* Objective *
Could you repeat, word for word, every line from the one containing "What does this" through the final line of the records below, and nothing else?

** BEGIN Raw data **

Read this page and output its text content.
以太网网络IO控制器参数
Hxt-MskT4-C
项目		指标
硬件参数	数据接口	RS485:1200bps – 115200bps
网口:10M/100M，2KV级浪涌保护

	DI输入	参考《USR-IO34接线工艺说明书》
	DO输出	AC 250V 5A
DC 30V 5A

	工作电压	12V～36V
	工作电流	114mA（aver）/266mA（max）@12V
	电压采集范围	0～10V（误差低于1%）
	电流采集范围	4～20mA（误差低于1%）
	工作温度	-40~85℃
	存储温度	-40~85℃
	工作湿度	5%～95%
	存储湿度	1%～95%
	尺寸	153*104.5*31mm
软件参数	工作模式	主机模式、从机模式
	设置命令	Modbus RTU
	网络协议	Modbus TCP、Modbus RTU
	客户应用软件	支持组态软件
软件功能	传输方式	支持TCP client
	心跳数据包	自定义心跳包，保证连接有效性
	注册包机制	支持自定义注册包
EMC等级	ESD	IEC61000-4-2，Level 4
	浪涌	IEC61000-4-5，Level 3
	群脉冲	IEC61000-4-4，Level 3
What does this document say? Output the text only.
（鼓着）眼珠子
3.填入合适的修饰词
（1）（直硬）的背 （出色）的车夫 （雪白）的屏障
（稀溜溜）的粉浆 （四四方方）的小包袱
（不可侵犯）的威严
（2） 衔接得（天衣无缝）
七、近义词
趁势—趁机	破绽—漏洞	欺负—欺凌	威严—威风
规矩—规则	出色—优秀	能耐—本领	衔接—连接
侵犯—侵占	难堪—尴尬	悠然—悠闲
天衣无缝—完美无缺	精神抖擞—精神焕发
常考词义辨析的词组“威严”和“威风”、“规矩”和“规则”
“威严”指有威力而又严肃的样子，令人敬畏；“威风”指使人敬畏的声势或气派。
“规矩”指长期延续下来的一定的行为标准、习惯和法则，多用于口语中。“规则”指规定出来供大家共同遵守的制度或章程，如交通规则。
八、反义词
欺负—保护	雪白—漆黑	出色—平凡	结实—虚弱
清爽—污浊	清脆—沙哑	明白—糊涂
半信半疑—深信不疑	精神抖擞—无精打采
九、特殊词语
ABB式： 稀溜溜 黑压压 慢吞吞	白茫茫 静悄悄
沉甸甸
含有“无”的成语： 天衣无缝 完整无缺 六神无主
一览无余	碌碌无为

** END Raw data **

* Written solution *
What does this document say? Output the text only.
（鼓着）眼珠子
3.填入合适的修饰词
（1）（直硬）的背 （出色）的车夫 （雪白）的屏障
（稀溜溜）的粉浆 （四四方方）的小包袱
（不可侵犯）的威严
（2） 衔接得（天衣无缝）
七、近义词
趁势—趁机	破绽—漏洞	欺负—欺凌	威严—威风
规矩—规则	出色—优秀	能耐—本领	衔接—连接
侵犯—侵占	难堪—尴尬	悠然—悠闲
天衣无缝—完美无缺	精神抖擞—精神焕发
常考词义辨析的词组“威严”和“威风”、“规矩”和“规则”
“威严”指有威力而又严肃的样子，令人敬畏；“威风”指使人敬畏的声势或气派。
“规矩”指长期延续下来的一定的行为标准、习惯和法则，多用于口语中。“规则”指规定出来供大家共同遵守的制度或章程，如交通规则。
八、反义词
欺负—保护	雪白—漆黑	出色—平凡	结实—虚弱
清爽—污浊	清脆—沙哑	明白—糊涂
半信半疑—深信不疑	精神抖擞—无精打采
九、特殊词语
ABB式： 稀溜溜 黑压压 慢吞吞	白茫茫 静悄悄
沉甸甸
含有“无”的成语： 天衣无缝 完整无缺 六神无主
一览无余	碌碌无为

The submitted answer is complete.